Reproduce the listing below verbatim.

Start DATA FOR THE TASK

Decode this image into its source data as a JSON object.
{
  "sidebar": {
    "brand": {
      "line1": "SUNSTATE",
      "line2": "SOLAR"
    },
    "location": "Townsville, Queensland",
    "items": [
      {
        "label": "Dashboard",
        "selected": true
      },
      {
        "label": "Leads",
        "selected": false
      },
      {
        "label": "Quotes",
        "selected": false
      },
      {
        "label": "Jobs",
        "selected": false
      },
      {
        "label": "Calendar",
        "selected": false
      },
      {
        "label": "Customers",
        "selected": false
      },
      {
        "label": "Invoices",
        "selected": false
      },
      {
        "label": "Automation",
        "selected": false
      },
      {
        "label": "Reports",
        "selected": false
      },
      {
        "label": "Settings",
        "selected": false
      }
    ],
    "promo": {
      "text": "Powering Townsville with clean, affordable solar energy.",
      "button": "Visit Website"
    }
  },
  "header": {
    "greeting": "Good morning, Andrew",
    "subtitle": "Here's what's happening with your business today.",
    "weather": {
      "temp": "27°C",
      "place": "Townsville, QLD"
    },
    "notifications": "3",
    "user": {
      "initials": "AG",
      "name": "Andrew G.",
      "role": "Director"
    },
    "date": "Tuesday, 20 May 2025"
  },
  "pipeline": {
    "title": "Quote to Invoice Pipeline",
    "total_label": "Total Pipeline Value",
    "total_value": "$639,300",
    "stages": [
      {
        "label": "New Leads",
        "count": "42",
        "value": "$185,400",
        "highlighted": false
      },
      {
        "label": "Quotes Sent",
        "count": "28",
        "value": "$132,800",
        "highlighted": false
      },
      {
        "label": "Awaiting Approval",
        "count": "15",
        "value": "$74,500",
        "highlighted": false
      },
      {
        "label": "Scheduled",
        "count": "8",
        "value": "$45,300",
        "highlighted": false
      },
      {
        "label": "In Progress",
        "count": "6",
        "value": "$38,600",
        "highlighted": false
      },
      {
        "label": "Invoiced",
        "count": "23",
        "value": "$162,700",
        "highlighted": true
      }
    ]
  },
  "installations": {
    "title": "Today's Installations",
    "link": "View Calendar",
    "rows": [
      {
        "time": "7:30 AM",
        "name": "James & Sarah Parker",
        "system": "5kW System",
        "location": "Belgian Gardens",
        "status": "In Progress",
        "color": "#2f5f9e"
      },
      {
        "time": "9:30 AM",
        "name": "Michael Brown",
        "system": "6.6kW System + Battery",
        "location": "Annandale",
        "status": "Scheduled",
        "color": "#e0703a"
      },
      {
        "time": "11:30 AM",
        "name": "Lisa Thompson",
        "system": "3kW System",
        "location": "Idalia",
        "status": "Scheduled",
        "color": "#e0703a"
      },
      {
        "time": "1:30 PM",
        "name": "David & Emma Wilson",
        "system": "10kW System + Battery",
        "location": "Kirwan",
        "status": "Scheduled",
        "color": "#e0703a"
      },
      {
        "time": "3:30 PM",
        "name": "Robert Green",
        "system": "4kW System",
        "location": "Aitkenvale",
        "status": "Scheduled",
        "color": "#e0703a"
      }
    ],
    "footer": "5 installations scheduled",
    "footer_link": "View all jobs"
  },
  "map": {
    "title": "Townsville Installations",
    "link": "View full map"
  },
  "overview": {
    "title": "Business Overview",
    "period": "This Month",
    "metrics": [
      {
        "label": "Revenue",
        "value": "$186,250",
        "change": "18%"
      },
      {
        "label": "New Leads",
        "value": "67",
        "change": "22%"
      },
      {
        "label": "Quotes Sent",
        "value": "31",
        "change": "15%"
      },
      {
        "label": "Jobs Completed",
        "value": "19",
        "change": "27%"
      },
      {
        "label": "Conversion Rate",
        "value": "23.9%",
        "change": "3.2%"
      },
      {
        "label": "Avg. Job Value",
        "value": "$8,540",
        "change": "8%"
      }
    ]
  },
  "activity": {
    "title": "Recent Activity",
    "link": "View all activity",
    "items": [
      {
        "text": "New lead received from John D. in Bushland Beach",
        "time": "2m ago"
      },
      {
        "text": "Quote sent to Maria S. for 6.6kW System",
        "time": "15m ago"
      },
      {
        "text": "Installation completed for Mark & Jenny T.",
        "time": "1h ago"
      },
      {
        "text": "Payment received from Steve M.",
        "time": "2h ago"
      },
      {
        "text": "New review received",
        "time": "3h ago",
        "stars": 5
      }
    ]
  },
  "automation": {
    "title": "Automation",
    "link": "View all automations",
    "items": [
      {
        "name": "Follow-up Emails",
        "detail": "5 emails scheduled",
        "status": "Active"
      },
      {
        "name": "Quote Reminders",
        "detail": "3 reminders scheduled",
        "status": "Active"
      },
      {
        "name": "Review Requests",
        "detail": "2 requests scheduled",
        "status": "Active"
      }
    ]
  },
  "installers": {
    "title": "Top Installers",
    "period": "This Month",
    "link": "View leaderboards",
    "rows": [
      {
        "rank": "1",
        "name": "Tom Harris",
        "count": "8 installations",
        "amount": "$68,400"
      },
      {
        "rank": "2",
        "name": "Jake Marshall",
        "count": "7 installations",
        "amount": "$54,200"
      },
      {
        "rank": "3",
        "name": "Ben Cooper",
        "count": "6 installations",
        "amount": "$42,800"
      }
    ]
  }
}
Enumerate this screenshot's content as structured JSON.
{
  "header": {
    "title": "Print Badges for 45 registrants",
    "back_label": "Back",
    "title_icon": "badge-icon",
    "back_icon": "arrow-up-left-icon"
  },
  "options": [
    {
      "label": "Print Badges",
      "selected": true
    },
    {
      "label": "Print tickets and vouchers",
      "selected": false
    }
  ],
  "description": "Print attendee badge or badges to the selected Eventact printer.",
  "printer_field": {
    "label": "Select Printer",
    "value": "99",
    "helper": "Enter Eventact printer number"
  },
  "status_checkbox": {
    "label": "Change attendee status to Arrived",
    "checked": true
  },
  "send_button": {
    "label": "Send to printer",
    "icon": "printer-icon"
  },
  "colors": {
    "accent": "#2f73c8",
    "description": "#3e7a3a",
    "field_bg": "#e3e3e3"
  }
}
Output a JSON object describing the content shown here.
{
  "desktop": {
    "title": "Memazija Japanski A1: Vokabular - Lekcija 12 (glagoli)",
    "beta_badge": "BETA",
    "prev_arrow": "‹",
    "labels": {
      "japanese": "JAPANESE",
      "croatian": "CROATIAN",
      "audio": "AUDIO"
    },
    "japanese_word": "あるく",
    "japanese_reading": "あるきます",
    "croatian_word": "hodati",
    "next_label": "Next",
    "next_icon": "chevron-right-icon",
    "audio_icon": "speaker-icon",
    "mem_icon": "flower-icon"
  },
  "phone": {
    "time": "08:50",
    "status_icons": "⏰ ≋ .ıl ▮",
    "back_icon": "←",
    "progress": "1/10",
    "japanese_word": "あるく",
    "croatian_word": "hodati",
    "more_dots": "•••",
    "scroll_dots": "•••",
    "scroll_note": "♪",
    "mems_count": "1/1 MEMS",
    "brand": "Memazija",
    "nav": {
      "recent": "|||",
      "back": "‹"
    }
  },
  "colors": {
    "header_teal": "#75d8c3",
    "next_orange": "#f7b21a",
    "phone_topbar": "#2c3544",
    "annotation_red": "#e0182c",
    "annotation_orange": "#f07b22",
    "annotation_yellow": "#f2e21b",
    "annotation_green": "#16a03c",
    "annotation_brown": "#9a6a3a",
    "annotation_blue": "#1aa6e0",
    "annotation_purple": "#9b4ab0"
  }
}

End DATA FOR THE TASK

- _RESULT FOR THIS TASK_:
Decode this image into its source data as a JSON object.
{
  "sidebar": {
    "brand": {
      "line1": "SUNSTATE",
      "line2": "SOLAR"
    },
    "location": "Townsville, Queensland",
    "items": [
      {
        "label": "Dashboard",
        "selected": true
      },
      {
        "label": "Leads",
        "selected": false
      },
      {
        "label": "Quotes",
        "selected": false
      },
      {
        "label": "Jobs",
        "selected": false
      },
      {
        "label": "Calendar",
        "selected": false
      },
      {
        "label": "Customers",
        "selected": false
      },
      {
        "label": "Invoices",
        "selected": false
      },
      {
        "label": "Automation",
        "selected": false
      },
      {
        "label": "Reports",
        "selected": false
      },
      {
        "label": "Settings",
        "selected": false
      }
    ],
    "promo": {
      "text": "Powering Townsville with clean, affordable solar energy.",
      "button": "Visit Website"
    }
  },
  "header": {
    "greeting": "Good morning, Andrew",
    "subtitle": "Here's what's happening with your business today.",
    "weather": {
      "temp": "27°C",
      "place": "Townsville, QLD"
    },
    "notifications": "3",
    "user": {
      "initials": "AG",
      "name": "Andrew G.",
      "role": "Director"
    },
    "date": "Tuesday, 20 May 2025"
  },
  "pipeline": {
    "title": "Quote to Invoice Pipeline",
    "total_label": "Total Pipeline Value",
    "total_value": "$639,300",
    "stages": [
      {
        "label": "New Leads",
        "count": "42",
        "value": "$185,400",
        "highlighted": false
      },
      {
        "label": "Quotes Sent",
        "count": "28",
        "value": "$132,800",
        "highlighted": false
      },
      {
        "label": "Awaiting Approval",
        "count": "15",
        "value": "$74,500",
        "highlighted": false
      },
      {
        "label": "Scheduled",
        "count": "8",
        "value": "$45,300",
        "highlighted": false
      },
      {
        "label": "In Progress",
        "count": "6",
        "value": "$38,600",
        "highlighted": false
      },
      {
        "label": "Invoiced",
        "count": "23",
        "value": "$162,700",
        "highlighted": true
      }
    ]
  },
  "installations": {
    "title": "Today's Installations",
    "link": "View Calendar",
    "rows": [
      {
        "time": "7:30 AM",
        "name": "James & Sarah Parker",
        "system": "5kW System",
        "location": "Belgian Gardens",
        "status": "In Progress",
        "color": "#2f5f9e"
      },
      {
        "time": "9:30 AM",
        "name": "Michael Brown",
        "system": "6.6kW System + Battery",
        "location": "Annandale",
        "status": "Scheduled",
        "color": "#e0703a"
      },
      {
        "time": "11:30 AM",
        "name": "Lisa Thompson",
        "system": "3kW System",
        "location": "Idalia",
        "status": "Scheduled",
        "color": "#e0703a"
      },
      {
        "time": "1:30 PM",
        "name": "David & Emma Wilson",
        "system": "10kW System + Battery",
        "location": "Kirwan",
        "status": "Scheduled",
        "color": "#e0703a"
      },
      {
        "time": "3:30 PM",
        "name": "Robert Green",
        "system": "4kW System",
        "location": "Aitkenvale",
        "status": "Scheduled",
        "color": "#e0703a"
      }
    ],
    "footer": "5 installations scheduled",
    "footer_link": "View all jobs"
  },
  "map": {
    "title": "Townsville Installations",
    "link": "View full map"
  },
  "overview": {
    "title": "Business Overview",
    "period": "This Month",
    "metrics": [
      {
        "label": "Revenue",
        "value": "$186,250",
        "change": "18%"
      },
      {
        "label": "New Leads",
        "value": "67",
        "change": "22%"
      },
      {
        "label": "Quotes Sent",
        "value": "31",
        "change": "15%"
      },
      {
        "label": "Jobs Completed",
        "value": "19",
        "change": "27%"
      },
      {
        "label": "Conversion Rate",
        "value": "23.9%",
        "change": "3.2%"
      },
      {
        "label": "Avg. Job Value",
        "value": "$8,540",
        "change": "8%"
      }
    ]
  },
  "activity": {
    "title": "Recent Activity",
    "link": "View all activity",
    "items": [
      {
        "text": "New lead received from John D. in Bushland Beach",
        "time": "2m ago"
      },
      {
        "text": "Quote sent to Maria S. for 6.6kW System",
        "time": "15m ago"
      },
      {
        "text": "Installation completed for Mark & Jenny T.",
        "time": "1h ago"
      },
      {
        "text": "Payment received from Steve M.",
        "time": "2h ago"
      },
      {
        "text": "New review received",
        "time": "3h ago",
        "stars": 5
      }
    ]
  },
  "automation": {
    "title": "Automation",
    "link": "View all automations",
    "items": [
      {
        "name": "Follow-up Emails",
        "detail": "5 emails scheduled",
        "status": "Active"
      },
      {
        "name": "Quote Reminders",
        "detail": "3 reminders scheduled",
        "status": "Active"
      },
      {
        "name": "Review Requests",
        "detail": "2 requests scheduled",
        "status": "Active"
      }
    ]
  },
  "installers": {
    "title": "Top Installers",
    "period": "This Month",
    "link": "View leaderboards",
    "rows": [
      {
        "rank": "1",
        "name": "Tom Harris",
        "count": "8 installations",
        "amount": "$68,400"
      },
      {
        "rank": "2",
        "name": "Jake Marshall",
        "count": "7 installations",
        "amount": "$54,200"
      },
      {
        "rank": "3",
        "name": "Ben Cooper",
        "count": "6 installations",
        "amount": "$42,800"
      }
    ]
  }
}
Enumerate this screenshot's content as structured JSON.
{
  "header": {
    "title": "Print Badges for 45 registrants",
    "back_label": "Back",
    "title_icon": "badge-icon",
    "back_icon": "arrow-up-left-icon"
  },
  "options": [
    {
      "label": "Print Badges",
      "selected": true
    },
    {
      "label": "Print tickets and vouchers",
      "selected": false
    }
  ],
  "description": "Print attendee badge or badges to the selected Eventact printer.",
  "printer_field": {
    "label": "Select Printer",
    "value": "99",
    "helper": "Enter Eventact printer number"
  },
  "status_checkbox": {
    "label": "Change attendee status to Arrived",
    "checked": true
  },
  "send_button": {
    "label": "Send to printer",
    "icon": "printer-icon"
  },
  "colors": {
    "accent": "#2f73c8",
    "description": "#3e7a3a",
    "field_bg": "#e3e3e3"
  }
}
Output a JSON object describing the content shown here.
{
  "desktop": {
    "title": "Memazija Japanski A1: Vokabular - Lekcija 12 (glagoli)",
    "beta_badge": "BETA",
    "prev_arrow": "‹",
    "labels": {
      "japanese": "JAPANESE",
      "croatian": "CROATIAN",
      "audio": "AUDIO"
    },
    "japanese_word": "あるく",
    "japanese_reading": "あるきます",
    "croatian_word": "hodati",
    "next_label": "Next",
    "next_icon": "chevron-right-icon",
    "audio_icon": "speaker-icon",
    "mem_icon": "flower-icon"
  },
  "phone": {
    "time": "08:50",
    "status_icons": "⏰ ≋ .ıl ▮",
    "back_icon": "←",
    "progress": "1/10",
    "japanese_word": "あるく",
    "croatian_word": "hodati",
    "more_dots": "•••",
    "scroll_dots": "•••",
    "scroll_note": "♪",
    "mems_count": "1/1 MEMS",
    "brand": "Memazija",
    "nav": {
      "recent": "|||",
      "back": "‹"
    }
  },
  "colors": {
    "header_teal": "#75d8c3",
    "next_orange": "#f7b21a",
    "phone_topbar": "#2c3544",
    "annotation_red": "#e0182c",
    "annotation_orange": "#f07b22",
    "annotation_yellow": "#f2e21b",
    "annotation_green": "#16a03c",
    "annotation_brown": "#9a6a3a",
    "annotation_blue": "#1aa6e0",
    "annotation_purple": "#9b4ab0"
  }
}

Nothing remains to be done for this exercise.